▸ **Required task**: Extract the full listing verbatim and drop any pictures from your copy.

----------

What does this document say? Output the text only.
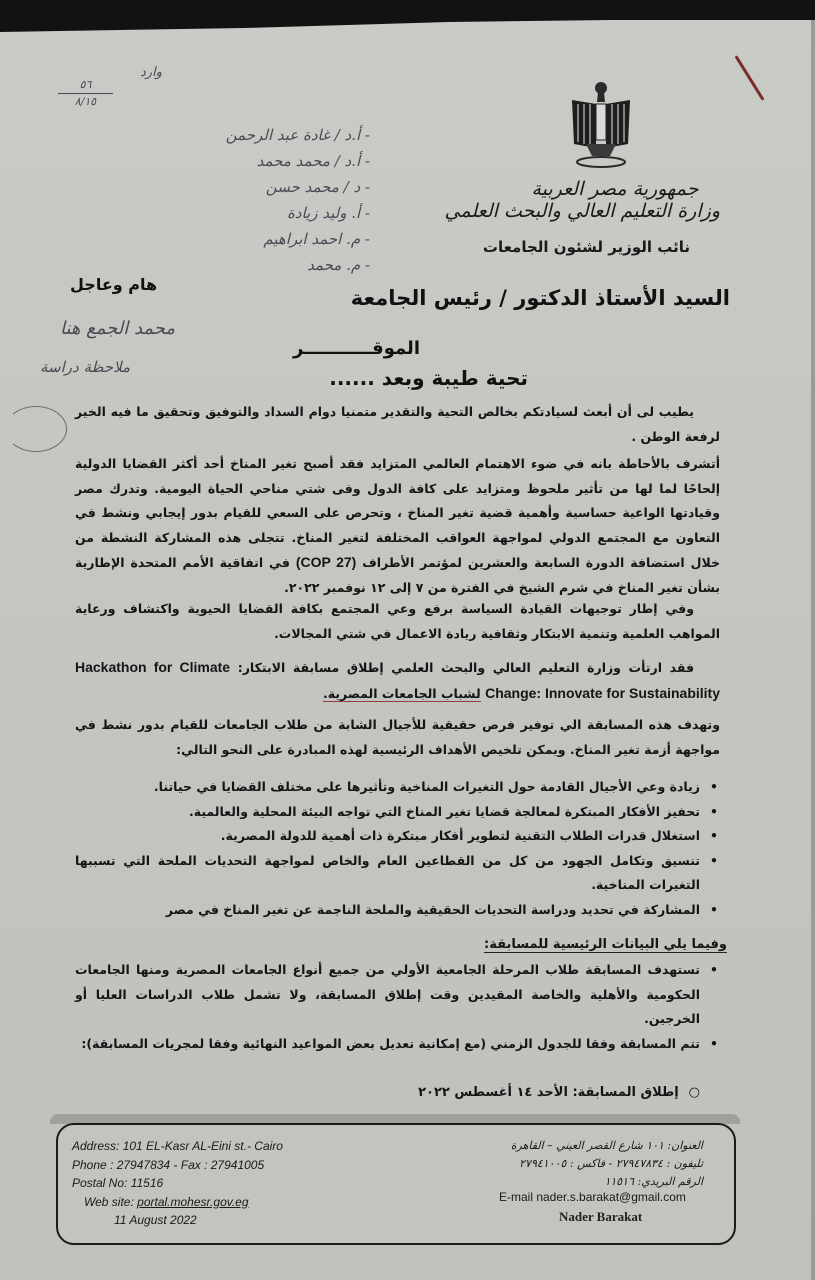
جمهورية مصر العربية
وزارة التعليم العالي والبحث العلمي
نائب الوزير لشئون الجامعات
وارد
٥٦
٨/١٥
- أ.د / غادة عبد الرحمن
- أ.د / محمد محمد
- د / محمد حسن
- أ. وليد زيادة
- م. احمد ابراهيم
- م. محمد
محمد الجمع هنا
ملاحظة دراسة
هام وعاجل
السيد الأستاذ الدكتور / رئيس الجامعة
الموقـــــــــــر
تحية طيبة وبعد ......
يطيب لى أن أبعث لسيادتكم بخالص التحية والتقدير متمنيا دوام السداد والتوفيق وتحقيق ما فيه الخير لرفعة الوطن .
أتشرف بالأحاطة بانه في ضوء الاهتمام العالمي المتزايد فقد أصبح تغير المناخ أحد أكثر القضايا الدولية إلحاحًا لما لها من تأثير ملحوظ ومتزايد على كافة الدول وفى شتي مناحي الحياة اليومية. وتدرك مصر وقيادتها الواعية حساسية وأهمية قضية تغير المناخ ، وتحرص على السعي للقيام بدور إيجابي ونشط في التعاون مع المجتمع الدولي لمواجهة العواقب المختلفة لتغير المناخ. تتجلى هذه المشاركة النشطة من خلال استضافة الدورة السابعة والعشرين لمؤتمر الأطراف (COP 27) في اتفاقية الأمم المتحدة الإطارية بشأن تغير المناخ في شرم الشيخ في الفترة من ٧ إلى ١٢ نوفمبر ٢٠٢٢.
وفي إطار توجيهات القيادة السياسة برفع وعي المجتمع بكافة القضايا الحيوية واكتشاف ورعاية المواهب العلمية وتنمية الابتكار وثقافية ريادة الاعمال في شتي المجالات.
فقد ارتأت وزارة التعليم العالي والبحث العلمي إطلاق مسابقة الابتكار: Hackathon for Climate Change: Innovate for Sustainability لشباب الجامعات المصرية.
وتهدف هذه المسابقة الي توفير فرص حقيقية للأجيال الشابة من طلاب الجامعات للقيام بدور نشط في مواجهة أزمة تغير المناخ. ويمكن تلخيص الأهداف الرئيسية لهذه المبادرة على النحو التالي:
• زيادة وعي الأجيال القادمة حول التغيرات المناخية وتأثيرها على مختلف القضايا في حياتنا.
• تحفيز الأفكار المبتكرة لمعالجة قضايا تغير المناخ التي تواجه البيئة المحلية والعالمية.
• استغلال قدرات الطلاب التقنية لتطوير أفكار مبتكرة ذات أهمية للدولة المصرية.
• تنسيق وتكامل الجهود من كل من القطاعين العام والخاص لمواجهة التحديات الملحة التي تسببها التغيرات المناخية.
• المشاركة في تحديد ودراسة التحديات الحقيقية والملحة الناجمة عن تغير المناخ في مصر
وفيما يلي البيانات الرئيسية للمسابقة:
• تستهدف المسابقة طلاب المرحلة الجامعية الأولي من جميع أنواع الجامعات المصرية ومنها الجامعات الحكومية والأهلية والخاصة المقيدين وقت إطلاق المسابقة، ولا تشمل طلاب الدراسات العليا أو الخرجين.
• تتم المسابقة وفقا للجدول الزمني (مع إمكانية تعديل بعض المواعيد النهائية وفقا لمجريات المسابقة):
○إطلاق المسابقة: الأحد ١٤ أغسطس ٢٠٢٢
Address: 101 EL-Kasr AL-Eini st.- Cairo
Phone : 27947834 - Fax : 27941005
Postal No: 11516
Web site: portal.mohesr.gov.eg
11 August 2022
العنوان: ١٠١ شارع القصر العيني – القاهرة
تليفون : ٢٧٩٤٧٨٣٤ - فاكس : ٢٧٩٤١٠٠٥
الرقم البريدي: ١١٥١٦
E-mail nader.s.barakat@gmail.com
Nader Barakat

----------

▸ **Full response**:
What does this document say? Output the text only.
جمهورية مصر العربية
وزارة التعليم العالي والبحث العلمي
نائب الوزير لشئون الجامعات
وارد
٥٦
٨/١٥
- أ.د / غادة عبد الرحمن
- أ.د / محمد محمد
- د / محمد حسن
- أ. وليد زيادة
- م. احمد ابراهيم
- م. محمد
محمد الجمع هنا
ملاحظة دراسة
هام وعاجل
السيد الأستاذ الدكتور / رئيس الجامعة
الموقـــــــــــر
تحية طيبة وبعد ......
يطيب لى أن أبعث لسيادتكم بخالص التحية والتقدير متمنيا دوام السداد والتوفيق وتحقيق ما فيه الخير لرفعة الوطن .
أتشرف بالأحاطة بانه في ضوء الاهتمام العالمي المتزايد فقد أصبح تغير المناخ أحد أكثر القضايا الدولية إلحاحًا لما لها من تأثير ملحوظ ومتزايد على كافة الدول وفى شتي مناحي الحياة اليومية. وتدرك مصر وقيادتها الواعية حساسية وأهمية قضية تغير المناخ ، وتحرص على السعي للقيام بدور إيجابي ونشط في التعاون مع المجتمع الدولي لمواجهة العواقب المختلفة لتغير المناخ. تتجلى هذه المشاركة النشطة من خلال استضافة الدورة السابعة والعشرين لمؤتمر الأطراف (COP 27) في اتفاقية الأمم المتحدة الإطارية بشأن تغير المناخ في شرم الشيخ في الفترة من ٧ إلى ١٢ نوفمبر ٢٠٢٢.
وفي إطار توجيهات القيادة السياسة برفع وعي المجتمع بكافة القضايا الحيوية واكتشاف ورعاية المواهب العلمية وتنمية الابتكار وثقافية ريادة الاعمال في شتي المجالات.
فقد ارتأت وزارة التعليم العالي والبحث العلمي إطلاق مسابقة الابتكار: Hackathon for Climate Change: Innovate for Sustainability لشباب الجامعات المصرية.
وتهدف هذه المسابقة الي توفير فرص حقيقية للأجيال الشابة من طلاب الجامعات للقيام بدور نشط في مواجهة أزمة تغير المناخ. ويمكن تلخيص الأهداف الرئيسية لهذه المبادرة على النحو التالي:
• زيادة وعي الأجيال القادمة حول التغيرات المناخية وتأثيرها على مختلف القضايا في حياتنا.
• تحفيز الأفكار المبتكرة لمعالجة قضايا تغير المناخ التي تواجه البيئة المحلية والعالمية.
• استغلال قدرات الطلاب التقنية لتطوير أفكار مبتكرة ذات أهمية للدولة المصرية.
• تنسيق وتكامل الجهود من كل من القطاعين العام والخاص لمواجهة التحديات الملحة التي تسببها التغيرات المناخية.
• المشاركة في تحديد ودراسة التحديات الحقيقية والملحة الناجمة عن تغير المناخ في مصر
وفيما يلي البيانات الرئيسية للمسابقة:
• تستهدف المسابقة طلاب المرحلة الجامعية الأولي من جميع أنواع الجامعات المصرية ومنها الجامعات الحكومية والأهلية والخاصة المقيدين وقت إطلاق المسابقة، ولا تشمل طلاب الدراسات العليا أو الخرجين.
• تتم المسابقة وفقا للجدول الزمني (مع إمكانية تعديل بعض المواعيد النهائية وفقا لمجريات المسابقة):
○إطلاق المسابقة: الأحد ١٤ أغسطس ٢٠٢٢
Address: 101 EL-Kasr AL-Eini st.- Cairo
Phone : 27947834 - Fax : 27941005
Postal No: 11516
Web site: portal.mohesr.gov.eg
11 August 2022
العنوان: ١٠١ شارع القصر العيني – القاهرة
تليفون : ٢٧٩٤٧٨٣٤ - فاكس : ٢٧٩٤١٠٠٥
الرقم البريدي: ١١٥١٦
E-mail nader.s.barakat@gmail.com
Nader Barakat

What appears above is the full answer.